Text passage:

────────────────────

• File image of Jack Beetson during an appearance of SBS Insight. (SBS Insighr)Source: SBS Insighr
The Executive Director of the Literacy for Life Foundation, Jack Beetson has slammed the education system for failing Aboriginal communities.
Liz Deep-Jones

30 May 2018 - 5:29 PM  UPDATED 30 May 2018 - 5:33 PM

A new study by The Literacy for Life Foundation has found that more than half of surveyed Aboriginal adults needed help with basic English literacy.

Close to 900 participants took part in the survey, which covered eight New South Wales communities, including Brewarrina, Bourke, Enngonia and Walgett.

Professor Jack Beetson, who's been running the Literacy for Life Foundation since 2013, told NITV News he wasn’t surprised by the figures.

“I just think it's been an abject failure of the education system itself,” he said.

"At a bare minimum, 40 per cent of Aboriginal people 15 and over have low literacy, but in communities out in Western NSW, it's up to 70 or 80 per cent at least.”

────────────────────

Stored items from a collection

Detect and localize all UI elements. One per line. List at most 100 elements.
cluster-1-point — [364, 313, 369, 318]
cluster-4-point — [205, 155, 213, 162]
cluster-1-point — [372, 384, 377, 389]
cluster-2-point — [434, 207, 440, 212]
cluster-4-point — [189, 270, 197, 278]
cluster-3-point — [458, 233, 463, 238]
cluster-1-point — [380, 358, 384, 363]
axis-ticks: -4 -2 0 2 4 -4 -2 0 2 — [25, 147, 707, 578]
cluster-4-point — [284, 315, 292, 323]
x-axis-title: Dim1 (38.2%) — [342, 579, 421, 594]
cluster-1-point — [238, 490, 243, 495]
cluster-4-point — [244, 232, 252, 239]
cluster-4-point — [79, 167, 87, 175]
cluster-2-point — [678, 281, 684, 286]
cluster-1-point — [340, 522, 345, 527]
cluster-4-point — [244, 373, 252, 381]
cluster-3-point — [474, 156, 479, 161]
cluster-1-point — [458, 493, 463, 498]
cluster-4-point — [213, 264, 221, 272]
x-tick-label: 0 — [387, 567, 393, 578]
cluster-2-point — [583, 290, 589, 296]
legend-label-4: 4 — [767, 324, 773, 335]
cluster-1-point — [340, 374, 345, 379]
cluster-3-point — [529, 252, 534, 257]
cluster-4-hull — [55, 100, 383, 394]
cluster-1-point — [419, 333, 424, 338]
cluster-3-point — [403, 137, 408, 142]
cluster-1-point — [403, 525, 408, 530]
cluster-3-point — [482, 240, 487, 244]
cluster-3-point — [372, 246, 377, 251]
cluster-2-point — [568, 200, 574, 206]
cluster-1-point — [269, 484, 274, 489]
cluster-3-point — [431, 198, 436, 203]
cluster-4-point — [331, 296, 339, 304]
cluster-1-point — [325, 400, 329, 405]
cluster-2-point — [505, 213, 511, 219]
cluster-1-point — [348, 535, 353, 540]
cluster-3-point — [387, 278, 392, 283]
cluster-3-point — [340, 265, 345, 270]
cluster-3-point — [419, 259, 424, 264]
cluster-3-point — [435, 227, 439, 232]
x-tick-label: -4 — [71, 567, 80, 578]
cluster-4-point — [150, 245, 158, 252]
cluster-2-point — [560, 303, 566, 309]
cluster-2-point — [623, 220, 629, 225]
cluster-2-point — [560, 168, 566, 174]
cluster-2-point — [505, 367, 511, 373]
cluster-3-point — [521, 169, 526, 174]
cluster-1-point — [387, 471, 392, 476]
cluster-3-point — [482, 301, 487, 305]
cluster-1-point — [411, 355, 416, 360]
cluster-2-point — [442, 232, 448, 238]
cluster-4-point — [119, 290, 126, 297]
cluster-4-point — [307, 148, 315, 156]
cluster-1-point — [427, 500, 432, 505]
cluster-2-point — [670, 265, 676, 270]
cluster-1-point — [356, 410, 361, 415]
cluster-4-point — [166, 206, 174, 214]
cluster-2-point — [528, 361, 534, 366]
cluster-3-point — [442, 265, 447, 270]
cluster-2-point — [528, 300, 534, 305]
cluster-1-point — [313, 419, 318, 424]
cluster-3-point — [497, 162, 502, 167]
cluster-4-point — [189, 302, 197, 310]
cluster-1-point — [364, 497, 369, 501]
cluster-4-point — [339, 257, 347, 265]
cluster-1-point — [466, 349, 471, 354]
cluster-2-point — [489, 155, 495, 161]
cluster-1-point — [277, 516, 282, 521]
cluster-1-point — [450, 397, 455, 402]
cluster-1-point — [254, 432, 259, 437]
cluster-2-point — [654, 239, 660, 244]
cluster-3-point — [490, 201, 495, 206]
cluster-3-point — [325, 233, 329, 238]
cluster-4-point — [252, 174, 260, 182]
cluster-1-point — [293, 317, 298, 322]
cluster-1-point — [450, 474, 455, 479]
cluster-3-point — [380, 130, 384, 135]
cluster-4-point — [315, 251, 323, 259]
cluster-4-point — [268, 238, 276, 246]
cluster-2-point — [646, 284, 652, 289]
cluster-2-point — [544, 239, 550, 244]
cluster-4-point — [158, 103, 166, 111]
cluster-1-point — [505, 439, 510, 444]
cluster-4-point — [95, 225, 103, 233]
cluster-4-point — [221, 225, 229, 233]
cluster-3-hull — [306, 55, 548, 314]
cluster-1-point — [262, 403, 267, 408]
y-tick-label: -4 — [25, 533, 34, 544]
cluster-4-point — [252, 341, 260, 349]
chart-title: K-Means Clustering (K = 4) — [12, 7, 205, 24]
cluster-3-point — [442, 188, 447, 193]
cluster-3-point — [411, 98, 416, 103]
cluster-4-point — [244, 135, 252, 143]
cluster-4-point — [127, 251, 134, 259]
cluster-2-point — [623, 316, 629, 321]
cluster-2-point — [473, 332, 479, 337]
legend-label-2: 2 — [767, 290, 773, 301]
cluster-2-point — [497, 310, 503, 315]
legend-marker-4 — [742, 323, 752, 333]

────────────────────

About this exercise: Pick up the news report on Aboriginal adult literacy after its last sentence and carry it forward a few paragraphs.

Answer:
Professor Beetson believes the system doesn’t encourage Aboriginal people to value the need for education or attend school.

“Obviously, Aboriginal people don't feel comfortable in there, that's why they're not going. If people valued education, then they'd go along and I think that's part of the challenge. [That is] a part of what we're trying to do with the Literacy for Life Foundation.”

Professor Beetson, a Ngemba man from Western Sydney, had his own challenges with the education system growing up. He was kicked out of school at just 13 but eventually returned to finish his education. He began teaching at Tranby College in Sydney and has since become a champion for Indigenous adult literacy.

One of his biggest concerns is the extent of how low literacy levels impact the lives and communities of First Nations people.

“It impacts on everything; it impacts on health, it impacts on people’s engagement on the criminal justice system, it certainly impacts on education."

For Professor Beetson, who's been actively involved in Indigenous education in Australia and internationally for over 30 years, a key component in closing the gap in literacy numbers is educating parents.

"At the end of the day, it's literate parents who'll demonstrate to their children that they value learning and in turn, children will value learning."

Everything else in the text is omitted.